What to do: Every line below is to be quoted exactly, with nothing added or dropped.

Available data:
────────────────────────────────────────
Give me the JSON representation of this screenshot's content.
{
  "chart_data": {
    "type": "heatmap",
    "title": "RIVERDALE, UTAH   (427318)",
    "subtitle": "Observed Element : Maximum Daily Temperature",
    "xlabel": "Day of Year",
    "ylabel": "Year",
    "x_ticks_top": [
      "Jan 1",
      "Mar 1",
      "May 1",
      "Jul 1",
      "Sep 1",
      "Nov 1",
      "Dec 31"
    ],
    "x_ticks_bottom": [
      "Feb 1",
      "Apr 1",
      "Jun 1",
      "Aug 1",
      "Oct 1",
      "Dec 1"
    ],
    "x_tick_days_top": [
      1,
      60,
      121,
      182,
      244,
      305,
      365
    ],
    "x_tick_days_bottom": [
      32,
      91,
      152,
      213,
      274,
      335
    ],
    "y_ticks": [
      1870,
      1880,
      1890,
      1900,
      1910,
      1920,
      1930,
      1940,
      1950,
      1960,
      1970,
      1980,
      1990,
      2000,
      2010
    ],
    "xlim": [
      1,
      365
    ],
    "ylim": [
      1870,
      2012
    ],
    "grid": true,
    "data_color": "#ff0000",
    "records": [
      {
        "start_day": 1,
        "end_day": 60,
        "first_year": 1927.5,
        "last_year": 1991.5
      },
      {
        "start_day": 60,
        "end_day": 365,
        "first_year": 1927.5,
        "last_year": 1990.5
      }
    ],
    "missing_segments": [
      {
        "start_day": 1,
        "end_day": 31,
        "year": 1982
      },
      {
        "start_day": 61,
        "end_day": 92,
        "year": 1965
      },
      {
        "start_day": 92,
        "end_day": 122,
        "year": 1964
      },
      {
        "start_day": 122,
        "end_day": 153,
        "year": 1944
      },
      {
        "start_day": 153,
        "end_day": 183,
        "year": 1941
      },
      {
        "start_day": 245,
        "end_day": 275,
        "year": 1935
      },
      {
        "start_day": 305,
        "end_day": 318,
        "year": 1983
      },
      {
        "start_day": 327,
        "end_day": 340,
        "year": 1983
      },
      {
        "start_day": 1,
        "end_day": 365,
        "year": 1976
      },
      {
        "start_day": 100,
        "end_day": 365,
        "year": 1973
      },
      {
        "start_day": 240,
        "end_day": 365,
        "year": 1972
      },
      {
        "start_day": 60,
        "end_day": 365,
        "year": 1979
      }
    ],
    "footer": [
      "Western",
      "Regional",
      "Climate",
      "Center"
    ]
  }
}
────────────────────────────────────────
Task solution:
Give me the JSON representation of this screenshot's content.
{
  "chart_data": {
    "type": "heatmap",
    "title": "RIVERDALE, UTAH   (427318)",
    "subtitle": "Observed Element : Maximum Daily Temperature",
    "xlabel": "Day of Year",
    "ylabel": "Year",
    "x_ticks_top": [
      "Jan 1",
      "Mar 1",
      "May 1",
      "Jul 1",
      "Sep 1",
      "Nov 1",
      "Dec 31"
    ],
    "x_ticks_bottom": [
      "Feb 1",
      "Apr 1",
      "Jun 1",
      "Aug 1",
      "Oct 1",
      "Dec 1"
    ],
    "x_tick_days_top": [
      1,
      60,
      121,
      182,
      244,
      305,
      365
    ],
    "x_tick_days_bottom": [
      32,
      91,
      152,
      213,
      274,
      335
    ],
    "y_ticks": [
      1870,
      1880,
      1890,
      1900,
      1910,
      1920,
      1930,
      1940,
      1950,
      1960,
      1970,
      1980,
      1990,
      2000,
      2010
    ],
    "xlim": [
      1,
      365
    ],
    "ylim": [
      1870,
      2012
    ],
    "grid": true,
    "data_color": "#ff0000",
    "records": [
      {
        "start_day": 1,
        "end_day": 60,
        "first_year": 1927.5,
        "last_year": 1991.5
      },
      {
        "start_day": 60,
        "end_day": 365,
        "first_year": 1927.5,
        "last_year": 1990.5
      }
    ],
    "missing_segments": [
      {
        "start_day": 1,
        "end_day": 31,
        "year": 1982
      },
      {
        "start_day": 61,
        "end_day": 92,
        "year": 1965
      },
      {
        "start_day": 92,
        "end_day": 122,
        "year": 1964
      },
      {
        "start_day": 122,
        "end_day": 153,
        "year": 1944
      },
      {
        "start_day": 153,
        "end_day": 183,
        "year": 1941
      },
      {
        "start_day": 245,
        "end_day": 275,
        "year": 1935
      },
      {
        "start_day": 305,
        "end_day": 318,
        "year": 1983
      },
      {
        "start_day": 327,
        "end_day": 340,
        "year": 1983
      },
      {
        "start_day": 1,
        "end_day": 365,
        "year": 1976
      },
      {
        "start_day": 100,
        "end_day": 365,
        "year": 1973
      },
      {
        "start_day": 240,
        "end_day": 365,
        "year": 1972
      },
      {
        "start_day": 60,
        "end_day": 365,
        "year": 1979
      }
    ],
    "footer": [
      "Western",
      "Regional",
      "Climate",
      "Center"
    ]
  }
}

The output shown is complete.